Go through the entries below and collect each line with the string "type" in it.

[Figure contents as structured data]
········
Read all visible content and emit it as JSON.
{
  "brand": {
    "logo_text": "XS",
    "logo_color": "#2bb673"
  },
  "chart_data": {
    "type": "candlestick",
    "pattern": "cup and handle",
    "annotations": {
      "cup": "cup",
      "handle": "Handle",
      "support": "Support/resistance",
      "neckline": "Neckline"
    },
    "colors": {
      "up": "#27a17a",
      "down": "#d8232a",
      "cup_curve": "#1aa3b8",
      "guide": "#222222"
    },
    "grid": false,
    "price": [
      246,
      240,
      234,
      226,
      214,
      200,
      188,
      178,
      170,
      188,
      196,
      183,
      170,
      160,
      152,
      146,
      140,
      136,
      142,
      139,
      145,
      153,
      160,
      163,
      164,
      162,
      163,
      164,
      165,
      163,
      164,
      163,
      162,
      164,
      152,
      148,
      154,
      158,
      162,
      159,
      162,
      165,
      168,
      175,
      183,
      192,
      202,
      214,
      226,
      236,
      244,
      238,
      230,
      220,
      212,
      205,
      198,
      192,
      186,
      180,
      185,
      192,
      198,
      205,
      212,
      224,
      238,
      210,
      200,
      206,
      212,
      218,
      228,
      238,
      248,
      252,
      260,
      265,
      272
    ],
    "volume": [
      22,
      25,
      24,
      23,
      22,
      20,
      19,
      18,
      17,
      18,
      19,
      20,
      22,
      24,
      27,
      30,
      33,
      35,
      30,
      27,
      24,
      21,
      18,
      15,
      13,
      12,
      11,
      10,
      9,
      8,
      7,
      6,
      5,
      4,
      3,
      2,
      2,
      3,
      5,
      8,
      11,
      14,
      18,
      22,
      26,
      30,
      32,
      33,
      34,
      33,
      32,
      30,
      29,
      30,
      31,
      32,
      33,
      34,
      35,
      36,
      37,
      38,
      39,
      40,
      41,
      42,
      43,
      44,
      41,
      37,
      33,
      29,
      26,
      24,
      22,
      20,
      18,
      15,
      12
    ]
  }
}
········
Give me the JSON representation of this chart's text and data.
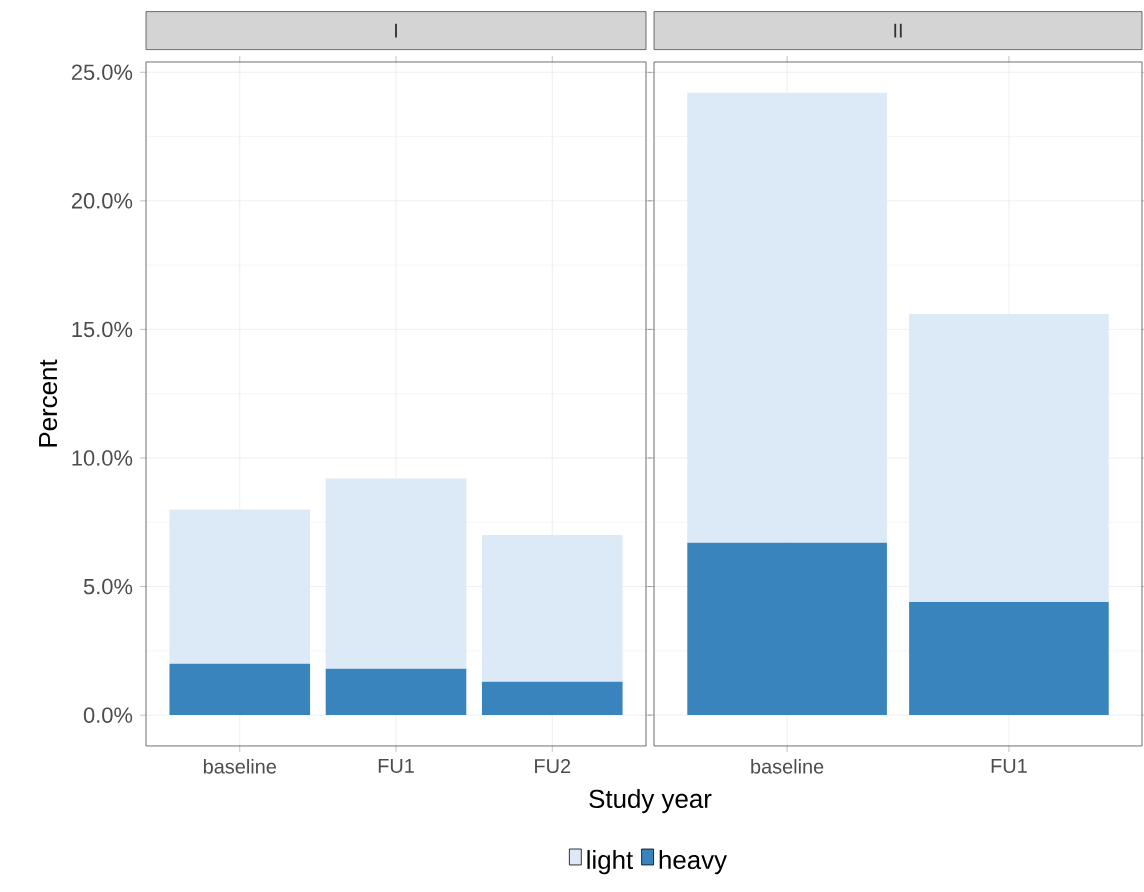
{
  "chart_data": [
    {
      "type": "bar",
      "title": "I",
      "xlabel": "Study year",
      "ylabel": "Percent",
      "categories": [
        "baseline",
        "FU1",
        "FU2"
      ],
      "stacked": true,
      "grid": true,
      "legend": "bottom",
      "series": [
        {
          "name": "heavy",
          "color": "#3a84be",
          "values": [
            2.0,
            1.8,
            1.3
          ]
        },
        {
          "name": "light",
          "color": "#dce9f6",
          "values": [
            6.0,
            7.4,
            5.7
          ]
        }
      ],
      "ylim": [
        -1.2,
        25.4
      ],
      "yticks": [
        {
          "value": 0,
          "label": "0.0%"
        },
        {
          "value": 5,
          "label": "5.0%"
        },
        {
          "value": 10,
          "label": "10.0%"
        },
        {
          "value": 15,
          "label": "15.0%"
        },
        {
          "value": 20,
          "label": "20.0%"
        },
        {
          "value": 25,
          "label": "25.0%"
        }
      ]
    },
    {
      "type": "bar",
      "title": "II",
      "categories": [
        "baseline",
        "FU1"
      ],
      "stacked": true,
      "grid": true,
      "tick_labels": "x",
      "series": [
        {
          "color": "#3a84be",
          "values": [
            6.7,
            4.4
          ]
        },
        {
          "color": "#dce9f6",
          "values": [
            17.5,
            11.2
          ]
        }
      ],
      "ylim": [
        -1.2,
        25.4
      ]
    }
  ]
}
········
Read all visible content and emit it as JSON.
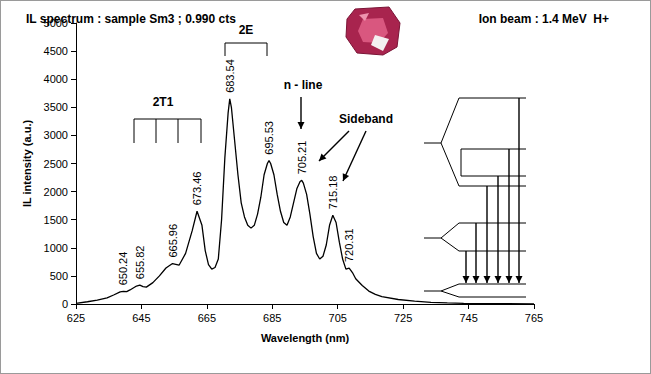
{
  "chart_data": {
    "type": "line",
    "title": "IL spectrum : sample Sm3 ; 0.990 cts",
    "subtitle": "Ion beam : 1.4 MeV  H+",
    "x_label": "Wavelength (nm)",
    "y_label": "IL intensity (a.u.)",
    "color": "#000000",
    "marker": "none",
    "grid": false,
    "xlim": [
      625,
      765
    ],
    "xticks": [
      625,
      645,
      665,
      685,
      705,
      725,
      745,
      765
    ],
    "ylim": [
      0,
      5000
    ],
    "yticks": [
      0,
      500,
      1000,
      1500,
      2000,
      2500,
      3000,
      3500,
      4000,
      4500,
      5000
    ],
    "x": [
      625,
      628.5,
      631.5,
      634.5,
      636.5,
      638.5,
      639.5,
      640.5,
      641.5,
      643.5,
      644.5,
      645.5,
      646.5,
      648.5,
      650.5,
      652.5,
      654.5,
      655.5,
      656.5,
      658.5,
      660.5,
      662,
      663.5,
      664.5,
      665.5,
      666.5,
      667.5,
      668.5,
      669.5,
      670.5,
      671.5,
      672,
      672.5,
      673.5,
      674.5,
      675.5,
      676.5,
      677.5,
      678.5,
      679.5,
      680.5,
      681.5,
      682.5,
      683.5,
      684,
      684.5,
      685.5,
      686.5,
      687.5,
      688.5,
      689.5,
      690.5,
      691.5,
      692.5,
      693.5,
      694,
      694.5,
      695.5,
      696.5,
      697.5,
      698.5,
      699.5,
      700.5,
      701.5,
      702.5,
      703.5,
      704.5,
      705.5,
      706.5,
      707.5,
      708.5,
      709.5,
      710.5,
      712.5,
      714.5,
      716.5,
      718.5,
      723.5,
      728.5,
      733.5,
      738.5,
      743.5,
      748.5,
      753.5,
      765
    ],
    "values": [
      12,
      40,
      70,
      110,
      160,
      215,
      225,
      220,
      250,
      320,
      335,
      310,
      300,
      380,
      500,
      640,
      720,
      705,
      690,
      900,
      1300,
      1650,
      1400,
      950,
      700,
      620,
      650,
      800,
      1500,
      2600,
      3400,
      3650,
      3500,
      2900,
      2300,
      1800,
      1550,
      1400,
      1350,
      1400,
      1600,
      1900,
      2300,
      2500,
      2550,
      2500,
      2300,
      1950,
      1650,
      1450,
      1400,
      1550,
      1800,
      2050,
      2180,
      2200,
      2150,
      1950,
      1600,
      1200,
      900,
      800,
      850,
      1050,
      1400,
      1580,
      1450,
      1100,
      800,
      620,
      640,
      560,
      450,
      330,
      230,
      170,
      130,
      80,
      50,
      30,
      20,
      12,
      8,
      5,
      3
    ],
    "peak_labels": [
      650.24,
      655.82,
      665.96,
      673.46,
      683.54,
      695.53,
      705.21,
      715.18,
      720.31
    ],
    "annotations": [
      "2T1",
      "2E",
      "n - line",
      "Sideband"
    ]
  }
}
········
== TASK SOLUTION ==
    "type": "candlestick",
      "type": "bar",
      "type": "bar",
    "type": "line",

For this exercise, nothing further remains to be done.